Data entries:
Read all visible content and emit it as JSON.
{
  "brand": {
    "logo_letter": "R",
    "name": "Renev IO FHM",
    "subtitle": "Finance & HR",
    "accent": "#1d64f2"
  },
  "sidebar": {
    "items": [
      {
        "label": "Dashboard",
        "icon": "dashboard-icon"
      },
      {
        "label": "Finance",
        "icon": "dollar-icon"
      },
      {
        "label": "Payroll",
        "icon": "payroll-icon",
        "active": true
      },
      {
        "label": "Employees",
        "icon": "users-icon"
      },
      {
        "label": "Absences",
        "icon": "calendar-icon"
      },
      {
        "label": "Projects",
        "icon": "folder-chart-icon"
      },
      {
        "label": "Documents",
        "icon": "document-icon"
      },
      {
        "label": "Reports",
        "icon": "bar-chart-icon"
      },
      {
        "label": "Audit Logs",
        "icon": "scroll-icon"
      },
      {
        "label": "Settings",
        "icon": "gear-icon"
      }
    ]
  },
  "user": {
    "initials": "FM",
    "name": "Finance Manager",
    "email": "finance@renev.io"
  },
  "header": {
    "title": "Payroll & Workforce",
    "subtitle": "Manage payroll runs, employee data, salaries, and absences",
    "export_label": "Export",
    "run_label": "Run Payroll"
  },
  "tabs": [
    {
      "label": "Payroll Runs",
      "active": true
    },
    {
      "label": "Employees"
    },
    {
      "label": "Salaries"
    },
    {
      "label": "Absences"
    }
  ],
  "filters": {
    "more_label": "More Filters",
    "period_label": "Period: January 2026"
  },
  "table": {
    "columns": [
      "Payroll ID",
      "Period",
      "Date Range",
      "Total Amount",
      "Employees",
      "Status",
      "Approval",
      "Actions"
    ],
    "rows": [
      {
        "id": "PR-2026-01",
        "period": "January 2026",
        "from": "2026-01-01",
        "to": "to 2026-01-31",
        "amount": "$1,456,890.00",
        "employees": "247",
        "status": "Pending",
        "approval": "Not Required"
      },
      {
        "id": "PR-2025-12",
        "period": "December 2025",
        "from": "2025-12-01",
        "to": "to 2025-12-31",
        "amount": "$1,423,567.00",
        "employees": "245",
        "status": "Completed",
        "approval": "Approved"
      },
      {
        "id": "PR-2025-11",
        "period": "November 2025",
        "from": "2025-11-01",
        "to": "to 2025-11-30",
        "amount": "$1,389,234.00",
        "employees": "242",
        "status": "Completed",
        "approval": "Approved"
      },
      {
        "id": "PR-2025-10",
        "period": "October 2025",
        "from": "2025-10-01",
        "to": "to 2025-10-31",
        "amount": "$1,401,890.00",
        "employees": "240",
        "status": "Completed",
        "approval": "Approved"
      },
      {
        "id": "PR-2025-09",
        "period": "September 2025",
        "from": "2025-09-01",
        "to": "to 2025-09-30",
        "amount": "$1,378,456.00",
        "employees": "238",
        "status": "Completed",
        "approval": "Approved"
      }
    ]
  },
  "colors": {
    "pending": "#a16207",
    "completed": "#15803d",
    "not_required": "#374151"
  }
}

==

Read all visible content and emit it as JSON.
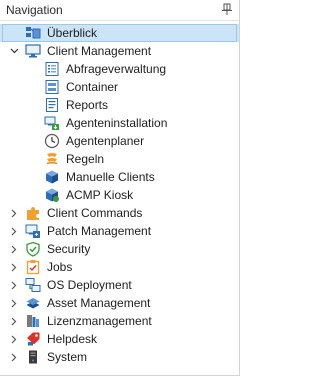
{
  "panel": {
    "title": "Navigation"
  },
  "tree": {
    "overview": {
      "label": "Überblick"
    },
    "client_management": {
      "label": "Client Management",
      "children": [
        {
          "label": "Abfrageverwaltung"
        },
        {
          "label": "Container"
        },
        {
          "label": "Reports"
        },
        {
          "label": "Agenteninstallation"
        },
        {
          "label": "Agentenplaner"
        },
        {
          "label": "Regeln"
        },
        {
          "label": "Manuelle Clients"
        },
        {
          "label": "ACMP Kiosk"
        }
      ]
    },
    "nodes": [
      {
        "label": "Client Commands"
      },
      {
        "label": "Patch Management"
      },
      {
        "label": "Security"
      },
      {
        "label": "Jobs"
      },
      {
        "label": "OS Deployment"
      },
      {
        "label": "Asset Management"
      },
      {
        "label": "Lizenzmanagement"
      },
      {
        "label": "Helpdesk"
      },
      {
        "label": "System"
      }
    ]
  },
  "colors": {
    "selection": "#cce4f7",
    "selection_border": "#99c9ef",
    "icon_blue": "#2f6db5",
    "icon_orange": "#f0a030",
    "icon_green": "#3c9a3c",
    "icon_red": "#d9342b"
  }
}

--

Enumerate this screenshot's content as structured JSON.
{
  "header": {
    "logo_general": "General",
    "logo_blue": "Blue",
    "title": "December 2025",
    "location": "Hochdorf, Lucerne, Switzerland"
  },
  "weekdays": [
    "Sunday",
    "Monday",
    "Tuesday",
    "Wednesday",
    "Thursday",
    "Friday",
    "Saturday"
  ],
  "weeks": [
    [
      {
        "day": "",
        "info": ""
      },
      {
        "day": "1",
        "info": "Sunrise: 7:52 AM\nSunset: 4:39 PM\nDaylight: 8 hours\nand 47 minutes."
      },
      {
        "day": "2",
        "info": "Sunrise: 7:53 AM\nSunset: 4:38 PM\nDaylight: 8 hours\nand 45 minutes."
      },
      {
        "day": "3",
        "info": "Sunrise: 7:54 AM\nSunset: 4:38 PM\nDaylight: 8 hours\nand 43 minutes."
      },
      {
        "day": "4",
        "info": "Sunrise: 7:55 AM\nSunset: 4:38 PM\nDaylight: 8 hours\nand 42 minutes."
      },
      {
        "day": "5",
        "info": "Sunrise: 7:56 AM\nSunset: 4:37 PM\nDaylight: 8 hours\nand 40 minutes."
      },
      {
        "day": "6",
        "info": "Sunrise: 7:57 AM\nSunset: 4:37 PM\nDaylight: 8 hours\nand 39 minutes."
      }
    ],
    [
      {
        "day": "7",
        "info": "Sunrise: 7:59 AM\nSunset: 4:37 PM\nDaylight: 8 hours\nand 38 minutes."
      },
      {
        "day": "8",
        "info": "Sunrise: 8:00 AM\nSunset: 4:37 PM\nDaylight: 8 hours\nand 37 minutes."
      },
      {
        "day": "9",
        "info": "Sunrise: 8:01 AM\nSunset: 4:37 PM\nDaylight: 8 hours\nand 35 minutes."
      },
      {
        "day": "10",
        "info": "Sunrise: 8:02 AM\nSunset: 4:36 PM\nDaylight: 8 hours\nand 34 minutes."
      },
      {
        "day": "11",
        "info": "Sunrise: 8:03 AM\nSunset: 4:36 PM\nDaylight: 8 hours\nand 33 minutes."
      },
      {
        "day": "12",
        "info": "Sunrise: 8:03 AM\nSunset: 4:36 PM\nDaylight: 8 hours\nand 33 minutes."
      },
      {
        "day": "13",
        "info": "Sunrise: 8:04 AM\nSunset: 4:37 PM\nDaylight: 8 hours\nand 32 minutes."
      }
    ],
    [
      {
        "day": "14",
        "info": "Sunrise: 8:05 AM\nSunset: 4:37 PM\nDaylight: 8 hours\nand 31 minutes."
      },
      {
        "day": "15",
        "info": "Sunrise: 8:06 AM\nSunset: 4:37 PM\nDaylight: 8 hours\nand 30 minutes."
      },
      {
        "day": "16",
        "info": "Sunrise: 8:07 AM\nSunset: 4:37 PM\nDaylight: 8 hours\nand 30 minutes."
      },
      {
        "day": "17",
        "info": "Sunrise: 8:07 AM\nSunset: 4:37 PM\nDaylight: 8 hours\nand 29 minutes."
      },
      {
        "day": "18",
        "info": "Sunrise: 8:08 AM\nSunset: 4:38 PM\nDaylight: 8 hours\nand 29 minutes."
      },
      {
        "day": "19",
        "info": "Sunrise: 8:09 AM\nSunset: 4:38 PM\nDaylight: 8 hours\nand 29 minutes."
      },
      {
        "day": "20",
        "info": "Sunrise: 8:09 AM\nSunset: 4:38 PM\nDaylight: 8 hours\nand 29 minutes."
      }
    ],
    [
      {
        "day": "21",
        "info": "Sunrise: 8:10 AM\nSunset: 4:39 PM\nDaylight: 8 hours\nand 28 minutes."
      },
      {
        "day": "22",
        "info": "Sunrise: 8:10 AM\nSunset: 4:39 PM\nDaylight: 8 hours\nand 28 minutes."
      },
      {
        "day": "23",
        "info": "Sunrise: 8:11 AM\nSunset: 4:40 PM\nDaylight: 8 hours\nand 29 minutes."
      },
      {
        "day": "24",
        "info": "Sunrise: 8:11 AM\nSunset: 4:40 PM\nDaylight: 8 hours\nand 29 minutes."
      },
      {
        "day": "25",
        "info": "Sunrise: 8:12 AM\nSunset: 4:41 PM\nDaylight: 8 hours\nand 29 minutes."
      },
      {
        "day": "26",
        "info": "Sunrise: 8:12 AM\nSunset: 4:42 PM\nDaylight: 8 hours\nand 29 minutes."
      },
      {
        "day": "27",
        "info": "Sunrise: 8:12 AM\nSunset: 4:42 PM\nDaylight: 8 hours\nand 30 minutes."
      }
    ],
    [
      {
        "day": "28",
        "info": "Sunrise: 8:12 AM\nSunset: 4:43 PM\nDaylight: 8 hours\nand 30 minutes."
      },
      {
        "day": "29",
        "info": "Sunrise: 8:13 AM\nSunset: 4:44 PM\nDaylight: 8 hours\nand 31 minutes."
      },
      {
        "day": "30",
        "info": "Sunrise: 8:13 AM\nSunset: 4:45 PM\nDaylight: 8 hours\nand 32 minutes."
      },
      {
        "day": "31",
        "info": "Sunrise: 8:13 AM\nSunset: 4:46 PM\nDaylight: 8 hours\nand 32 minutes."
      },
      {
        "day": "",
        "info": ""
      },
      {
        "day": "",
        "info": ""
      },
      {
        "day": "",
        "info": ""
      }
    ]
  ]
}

| YOUR OBJECTIVE |
Which lines of the data above contain "from"? Copy each one.

| FINISHED ANSWER |
        "from": "2026-01-01",
        "from": "2025-12-01",
        "from": "2025-11-01",
        "from": "2025-10-01",
        "from": "2025-09-01",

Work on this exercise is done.